** BEGIN SUPPLIED RECORDS **
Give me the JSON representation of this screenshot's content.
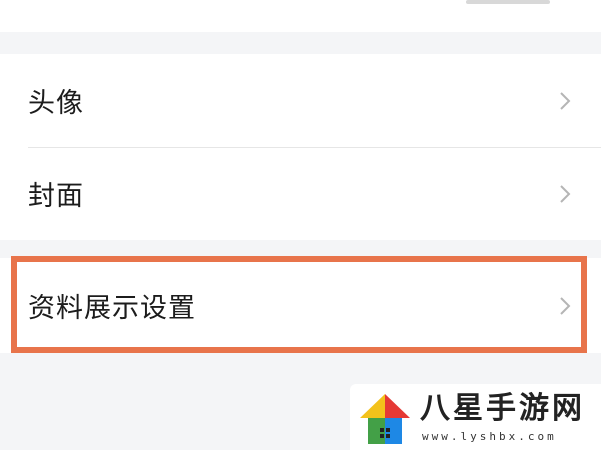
{
  "settings": {
    "items": [
      {
        "label": "头像"
      },
      {
        "label": "封面"
      }
    ],
    "profile_display": {
      "label": "资料展示设置"
    }
  },
  "highlight_color": "#e8744b",
  "watermark": {
    "title": "八星手游网",
    "url": "www.lyshbx.com"
  },
  "icons": {
    "row_arrow": "chevron-right-icon"
  }
}
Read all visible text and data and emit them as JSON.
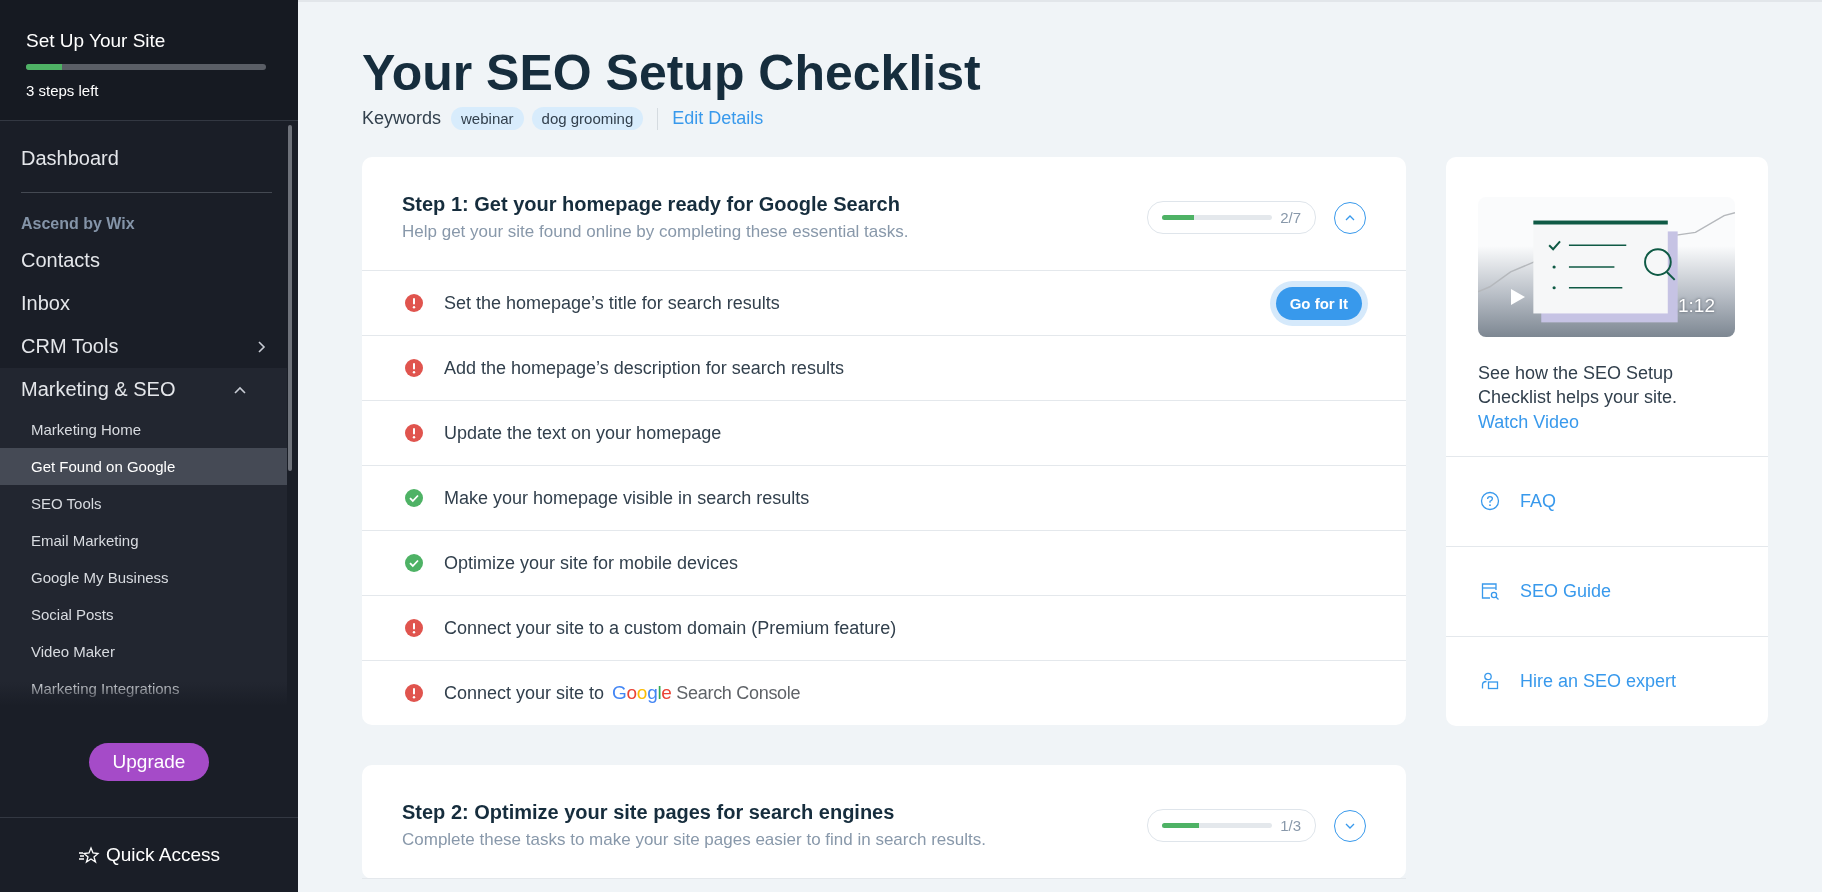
{
  "sidebar": {
    "setup": {
      "title": "Set Up Your Site",
      "level": 0.15,
      "steps_left": "3 steps left"
    },
    "nav": [
      {
        "kind": "item",
        "label": "Dashboard"
      },
      {
        "kind": "divider"
      },
      {
        "kind": "section",
        "label": "Ascend by Wix"
      },
      {
        "kind": "item",
        "label": "Contacts"
      },
      {
        "kind": "item",
        "label": "Inbox"
      },
      {
        "kind": "group",
        "label": "CRM Tools",
        "expanded": false
      },
      {
        "kind": "group",
        "label": "Marketing & SEO",
        "expanded": true,
        "children": [
          {
            "label": "Marketing Home",
            "selected": false
          },
          {
            "label": "Get Found on Google",
            "selected": true
          },
          {
            "label": "SEO Tools",
            "selected": false
          },
          {
            "label": "Email Marketing",
            "selected": false
          },
          {
            "label": "Google My Business",
            "selected": false
          },
          {
            "label": "Social Posts",
            "selected": false
          },
          {
            "label": "Video Maker",
            "selected": false
          },
          {
            "label": "Marketing Integrations",
            "selected": false
          }
        ]
      }
    ],
    "upgrade": "Upgrade",
    "quick_access": "Quick Access"
  },
  "page": {
    "title": "Your SEO Setup Checklist",
    "keywords_label": "Keywords",
    "keywords": [
      "webinar",
      "dog grooming"
    ],
    "edit": "Edit Details"
  },
  "steps": [
    {
      "title": "Step 1: Get your homepage ready for Google Search",
      "subtitle": "Help get your site found online by completing these essential tasks.",
      "level": 0.2857,
      "count": "2/7",
      "expanded": true,
      "tasks": [
        {
          "kind": "text",
          "text": "Set the homepage’s title for search results",
          "done": false,
          "button": "Go for It"
        },
        {
          "kind": "text",
          "text": "Add the homepage’s description for search results",
          "done": false
        },
        {
          "kind": "text",
          "text": "Update the text on your homepage",
          "done": false
        },
        {
          "kind": "text",
          "text": "Make your homepage visible in search results",
          "done": true
        },
        {
          "kind": "text",
          "text": "Optimize your site for mobile devices",
          "done": true
        },
        {
          "kind": "text",
          "text": "Connect your site to a custom domain (Premium feature)",
          "done": false
        },
        {
          "kind": "logo",
          "text": "Connect your site to",
          "logo": "Google",
          "logo_suffix": "Search Console",
          "done": false
        }
      ]
    },
    {
      "title": "Step 2: Optimize your site pages for search engines",
      "subtitle": "Complete these tasks to make your site pages easier to find in search results.",
      "level": 0.3333,
      "count": "1/3",
      "expanded": false
    }
  ],
  "aside": {
    "video": {
      "duration": "1:12"
    },
    "text": "See how the SEO Setup Checklist helps your site.",
    "link": "Watch Video",
    "links": [
      {
        "kind": "faq",
        "label": "FAQ"
      },
      {
        "kind": "guide",
        "label": "SEO Guide"
      },
      {
        "kind": "expert",
        "label": "Hire an SEO expert"
      }
    ]
  }
}
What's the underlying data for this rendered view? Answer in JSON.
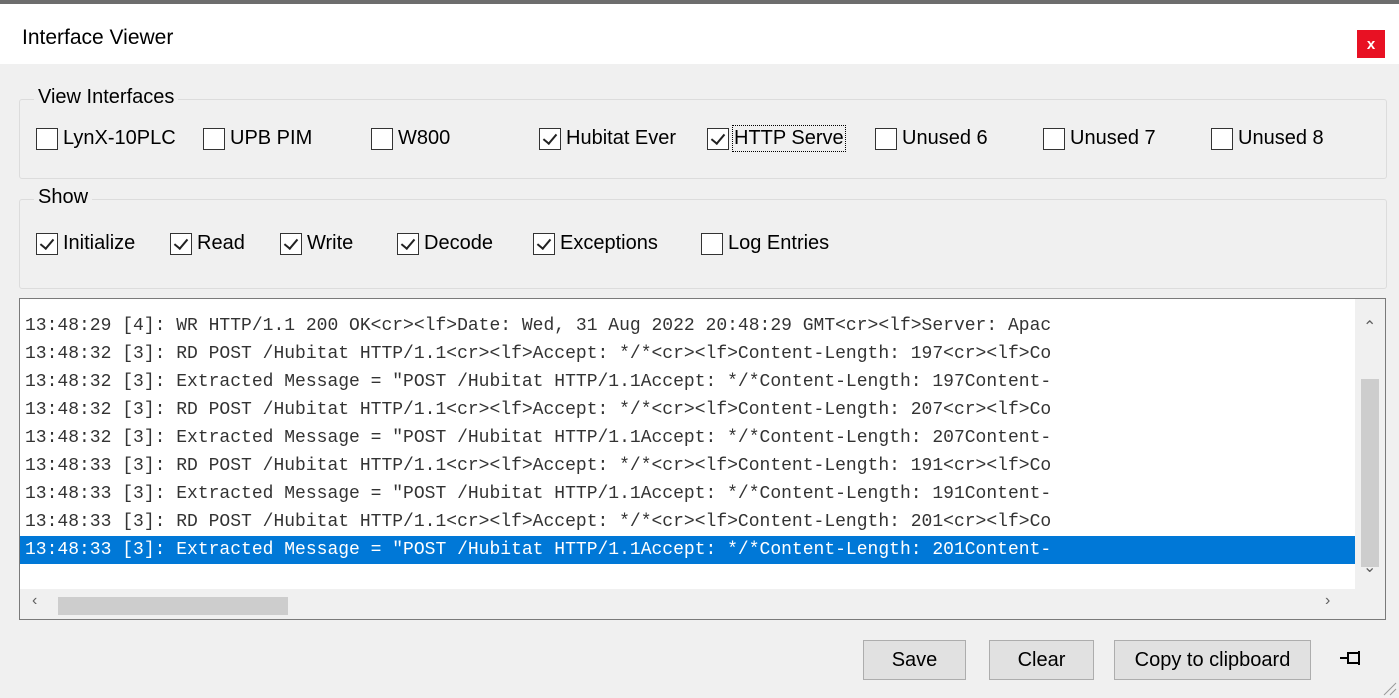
{
  "window": {
    "title": "Interface Viewer",
    "close": "x"
  },
  "view_interfaces": {
    "legend": "View Interfaces",
    "items": [
      {
        "label": "LynX-10PLC",
        "checked": false
      },
      {
        "label": "UPB PIM",
        "checked": false
      },
      {
        "label": "W800",
        "checked": false
      },
      {
        "label": "Hubitat Ever",
        "checked": true
      },
      {
        "label": "HTTP Serve",
        "checked": true
      },
      {
        "label": "Unused 6",
        "checked": false
      },
      {
        "label": "Unused 7",
        "checked": false
      },
      {
        "label": "Unused 8",
        "checked": false
      }
    ]
  },
  "show": {
    "legend": "Show",
    "items": [
      {
        "label": "Initialize",
        "checked": true
      },
      {
        "label": "Read",
        "checked": true
      },
      {
        "label": "Write",
        "checked": true
      },
      {
        "label": "Decode",
        "checked": true
      },
      {
        "label": "Exceptions",
        "checked": true
      },
      {
        "label": "Log Entries",
        "checked": false
      }
    ]
  },
  "log": {
    "lines": [
      "13:48:29 [4]: WR HTTP/1.1 200 OK<cr><lf>Date: Wed, 31 Aug 2022 20:48:29 GMT<cr><lf>Server: Apac",
      "13:48:32 [3]: RD POST /Hubitat HTTP/1.1<cr><lf>Accept: */*<cr><lf>Content-Length: 197<cr><lf>Co",
      "13:48:32 [3]: Extracted Message = \"POST /Hubitat HTTP/1.1Accept: */*Content-Length: 197Content-",
      "13:48:32 [3]: RD POST /Hubitat HTTP/1.1<cr><lf>Accept: */*<cr><lf>Content-Length: 207<cr><lf>Co",
      "13:48:32 [3]: Extracted Message = \"POST /Hubitat HTTP/1.1Accept: */*Content-Length: 207Content-",
      "13:48:33 [3]: RD POST /Hubitat HTTP/1.1<cr><lf>Accept: */*<cr><lf>Content-Length: 191<cr><lf>Co",
      "13:48:33 [3]: Extracted Message = \"POST /Hubitat HTTP/1.1Accept: */*Content-Length: 191Content-",
      "13:48:33 [3]: RD POST /Hubitat HTTP/1.1<cr><lf>Accept: */*<cr><lf>Content-Length: 201<cr><lf>Co",
      "13:48:33 [3]: Extracted Message = \"POST /Hubitat HTTP/1.1Accept: */*Content-Length: 201Content-"
    ],
    "selected_index": 8
  },
  "buttons": {
    "save": "Save",
    "clear": "Clear",
    "copy": "Copy to clipboard"
  }
}
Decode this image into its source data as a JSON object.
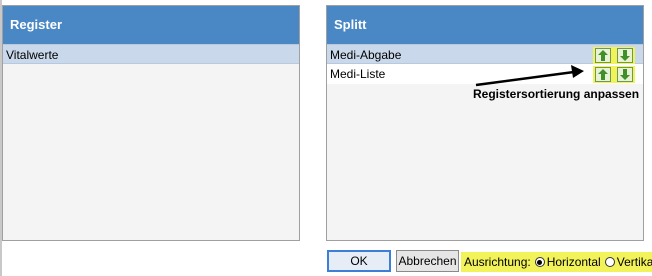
{
  "register_panel": {
    "title": "Register",
    "items": [
      {
        "label": "Vitalwerte",
        "selected": true
      }
    ]
  },
  "splitt_panel": {
    "title": "Splitt",
    "items": [
      {
        "label": "Medi-Abgabe",
        "selected": true
      },
      {
        "label": "Medi-Liste",
        "selected": false
      }
    ]
  },
  "icons": {
    "up": "arrow-up-icon",
    "down": "arrow-down-icon"
  },
  "annotation": {
    "text": "Registersortierung anpassen"
  },
  "footer": {
    "ok_label": "OK",
    "cancel_label": "Abbrechen",
    "orientation_label": "Ausrichtung:",
    "orientation_options": [
      "Horizontal",
      "Vertikal"
    ],
    "orientation_selected": "Horizontal"
  },
  "colors": {
    "header": "#4a87c5",
    "highlight": "#f2f25a",
    "arrow": "#3f8f2a"
  }
}
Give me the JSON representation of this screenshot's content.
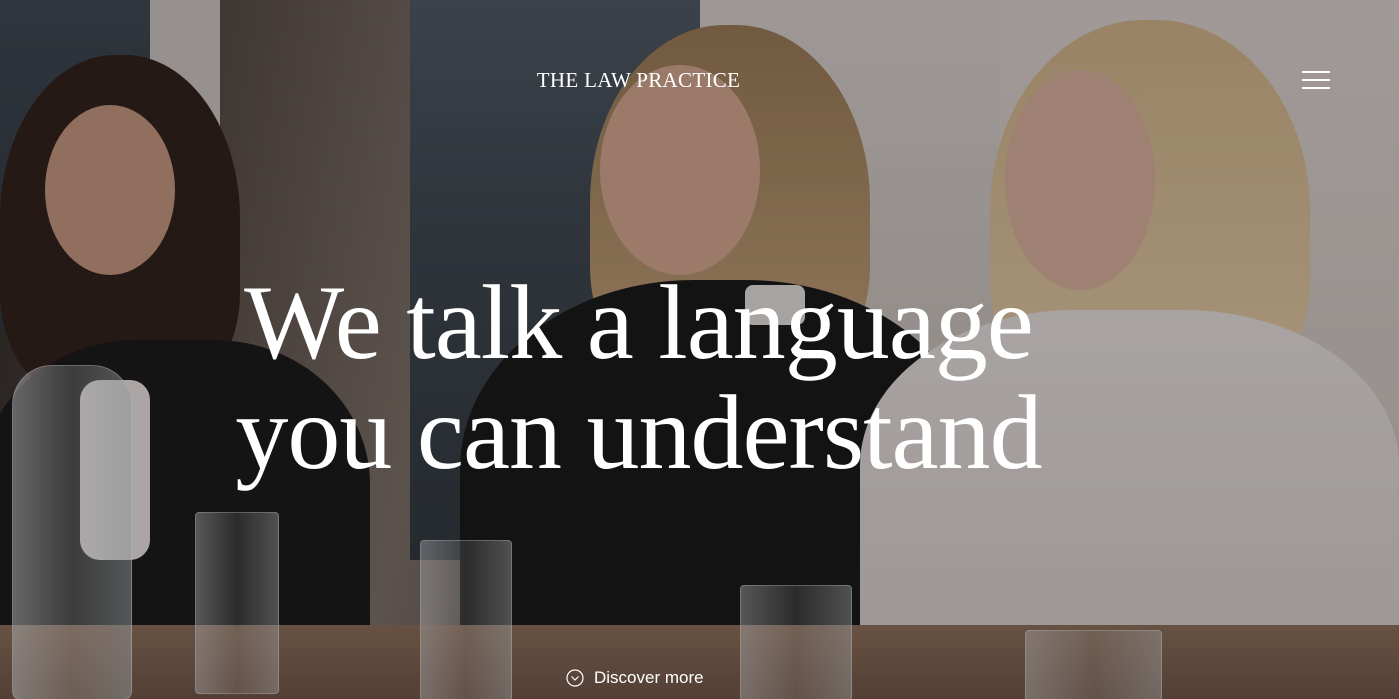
{
  "header": {
    "brand": "THE LAW PRACTICE",
    "menu_icon": "hamburger-menu-icon"
  },
  "hero": {
    "headline_line1": "We talk a language",
    "headline_line2": "you can understand",
    "discover_label": "Discover more",
    "discover_icon": "chevron-down-circle-icon"
  },
  "colors": {
    "text": "#ffffff",
    "overlay": "rgba(20,18,18,0.30)"
  }
}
** END SUPPLIED RECORDS **
▶ PROBLEM REQUIREMENTS: Omitting all images, retype each line of the records precisely.

▶ SOLUTION FOR THIS EXERCISE:
Give me the JSON representation of this screenshot's content.
{
  "settings": {
    "items": [
      {
        "label": "头像"
      },
      {
        "label": "封面"
      }
    ],
    "profile_display": {
      "label": "资料展示设置"
    }
  },
  "highlight_color": "#e8744b",
  "watermark": {
    "title": "八星手游网",
    "url": "www.lyshbx.com"
  },
  "icons": {
    "row_arrow": "chevron-right-icon"
  }
}
Read all visible text and data and emit them as JSON.
{
  "sidebar": {
    "setup": {
      "title": "Set Up Your Site",
      "level": 0.15,
      "steps_left": "3 steps left"
    },
    "nav": [
      {
        "kind": "item",
        "label": "Dashboard"
      },
      {
        "kind": "divider"
      },
      {
        "kind": "section",
        "label": "Ascend by Wix"
      },
      {
        "kind": "item",
        "label": "Contacts"
      },
      {
        "kind": "item",
        "label": "Inbox"
      },
      {
        "kind": "group",
        "label": "CRM Tools",
        "expanded": false
      },
      {
        "kind": "group",
        "label": "Marketing & SEO",
        "expanded": true,
        "children": [
          {
            "label": "Marketing Home",
            "selected": false
          },
          {
            "label": "Get Found on Google",
            "selected": true
          },
          {
            "label": "SEO Tools",
            "selected": false
          },
          {
            "label": "Email Marketing",
            "selected": false
          },
          {
            "label": "Google My Business",
            "selected": false
          },
          {
            "label": "Social Posts",
            "selected": false
          },
          {
            "label": "Video Maker",
            "selected": false
          },
          {
            "label": "Marketing Integrations",
            "selected": false
          }
        ]
      }
    ],
    "upgrade": "Upgrade",
    "quick_access": "Quick Access"
  },
  "page": {
    "title": "Your SEO Setup Checklist",
    "keywords_label": "Keywords",
    "keywords": [
      "webinar",
      "dog grooming"
    ],
    "edit": "Edit Details"
  },
  "steps": [
    {
      "title": "Step 1: Get your homepage ready for Google Search",
      "subtitle": "Help get your site found online by completing these essential tasks.",
      "level": 0.2857,
      "count": "2/7",
      "expanded": true,
      "tasks": [
        {
          "kind": "text",
          "text": "Set the homepage’s title for search results",
          "done": false,
          "button": "Go for It"
        },
        {
          "kind": "text",
          "text": "Add the homepage’s description for search results",
          "done": false
        },
        {
          "kind": "text",
          "text": "Update the text on your homepage",
          "done": false
        },
        {
          "kind": "text",
          "text": "Make your homepage visible in search results",
          "done": true
        },
        {
          "kind": "text",
          "text": "Optimize your site for mobile devices",
          "done": true
        },
        {
          "kind": "text",
          "text": "Connect your site to a custom domain (Premium feature)",
          "done": false
        },
        {
          "kind": "logo",
          "text": "Connect your site to",
          "logo": "Google",
          "logo_suffix": "Search Console",
          "done": false
        }
      ]
    },
    {
      "title": "Step 2: Optimize your site pages for search engines",
      "subtitle": "Complete these tasks to make your site pages easier to find in search results.",
      "level": 0.3333,
      "count": "1/3",
      "expanded": false
    }
  ],
  "aside": {
    "video": {
      "duration": "1:12"
    },
    "text": "See how the SEO Setup Checklist helps your site.",
    "link": "Watch Video",
    "links": [
      {
        "kind": "faq",
        "label": "FAQ"
      },
      {
        "kind": "guide",
        "label": "SEO Guide"
      },
      {
        "kind": "expert",
        "label": "Hire an SEO expert"
      }
    ]
  }
}
What's the underlying data for this rendered view? Answer in JSON.
{
  "window": {
    "title": "Interface Viewer",
    "close": "x"
  },
  "view_interfaces": {
    "legend": "View Interfaces",
    "items": [
      {
        "label": "LynX-10PLC",
        "checked": false
      },
      {
        "label": "UPB PIM",
        "checked": false
      },
      {
        "label": "W800",
        "checked": false
      },
      {
        "label": "Hubitat Ever",
        "checked": true
      },
      {
        "label": "HTTP Serve",
        "checked": true
      },
      {
        "label": "Unused 6",
        "checked": false
      },
      {
        "label": "Unused 7",
        "checked": false
      },
      {
        "label": "Unused 8",
        "checked": false
      }
    ]
  },
  "show": {
    "legend": "Show",
    "items": [
      {
        "label": "Initialize",
        "checked": true
      },
      {
        "label": "Read",
        "checked": true
      },
      {
        "label": "Write",
        "checked": true
      },
      {
        "label": "Decode",
        "checked": true
      },
      {
        "label": "Exceptions",
        "checked": true
      },
      {
        "label": "Log Entries",
        "checked": false
      }
    ]
  },
  "log": {
    "lines": [
      "13:48:29 [4]: WR HTTP/1.1 200 OK<cr><lf>Date: Wed, 31 Aug 2022 20:48:29 GMT<cr><lf>Server: Apac",
      "13:48:32 [3]: RD POST /Hubitat HTTP/1.1<cr><lf>Accept: */*<cr><lf>Content-Length: 197<cr><lf>Co",
      "13:48:32 [3]: Extracted Message = \"POST /Hubitat HTTP/1.1Accept: */*Content-Length: 197Content-",
      "13:48:32 [3]: RD POST /Hubitat HTTP/1.1<cr><lf>Accept: */*<cr><lf>Content-Length: 207<cr><lf>Co",
      "13:48:32 [3]: Extracted Message = \"POST /Hubitat HTTP/1.1Accept: */*Content-Length: 207Content-",
      "13:48:33 [3]: RD POST /Hubitat HTTP/1.1<cr><lf>Accept: */*<cr><lf>Content-Length: 191<cr><lf>Co",
      "13:48:33 [3]: Extracted Message = \"POST /Hubitat HTTP/1.1Accept: */*Content-Length: 191Content-",
      "13:48:33 [3]: RD POST /Hubitat HTTP/1.1<cr><lf>Accept: */*<cr><lf>Content-Length: 201<cr><lf>Co",
      "13:48:33 [3]: Extracted Message = \"POST /Hubitat HTTP/1.1Accept: */*Content-Length: 201Content-"
    ],
    "selected_index": 8
  },
  "buttons": {
    "save": "Save",
    "clear": "Clear",
    "copy": "Copy to clipboard"
  }
}
Decode this image into its source data as a JSON object.
{
  "register_panel": {
    "title": "Register",
    "items": [
      {
        "label": "Vitalwerte",
        "selected": true
      }
    ]
  },
  "splitt_panel": {
    "title": "Splitt",
    "items": [
      {
        "label": "Medi-Abgabe",
        "selected": true
      },
      {
        "label": "Medi-Liste",
        "selected": false
      }
    ]
  },
  "icons": {
    "up": "arrow-up-icon",
    "down": "arrow-down-icon"
  },
  "annotation": {
    "text": "Registersortierung anpassen"
  },
  "footer": {
    "ok_label": "OK",
    "cancel_label": "Abbrechen",
    "orientation_label": "Ausrichtung:",
    "orientation_options": [
      "Horizontal",
      "Vertikal"
    ],
    "orientation_selected": "Horizontal"
  },
  "colors": {
    "header": "#4a87c5",
    "highlight": "#f2f25a",
    "arrow": "#3f8f2a"
  }
}
Give me the JSON representation of this screenshot's content.
{
  "header": {
    "brand": "THE LAW PRACTICE",
    "menu_icon": "hamburger-menu-icon"
  },
  "hero": {
    "headline_line1": "We talk a language",
    "headline_line2": "you can understand",
    "discover_label": "Discover more",
    "discover_icon": "chevron-down-circle-icon"
  },
  "colors": {
    "text": "#ffffff",
    "overlay": "rgba(20,18,18,0.30)"
  }
}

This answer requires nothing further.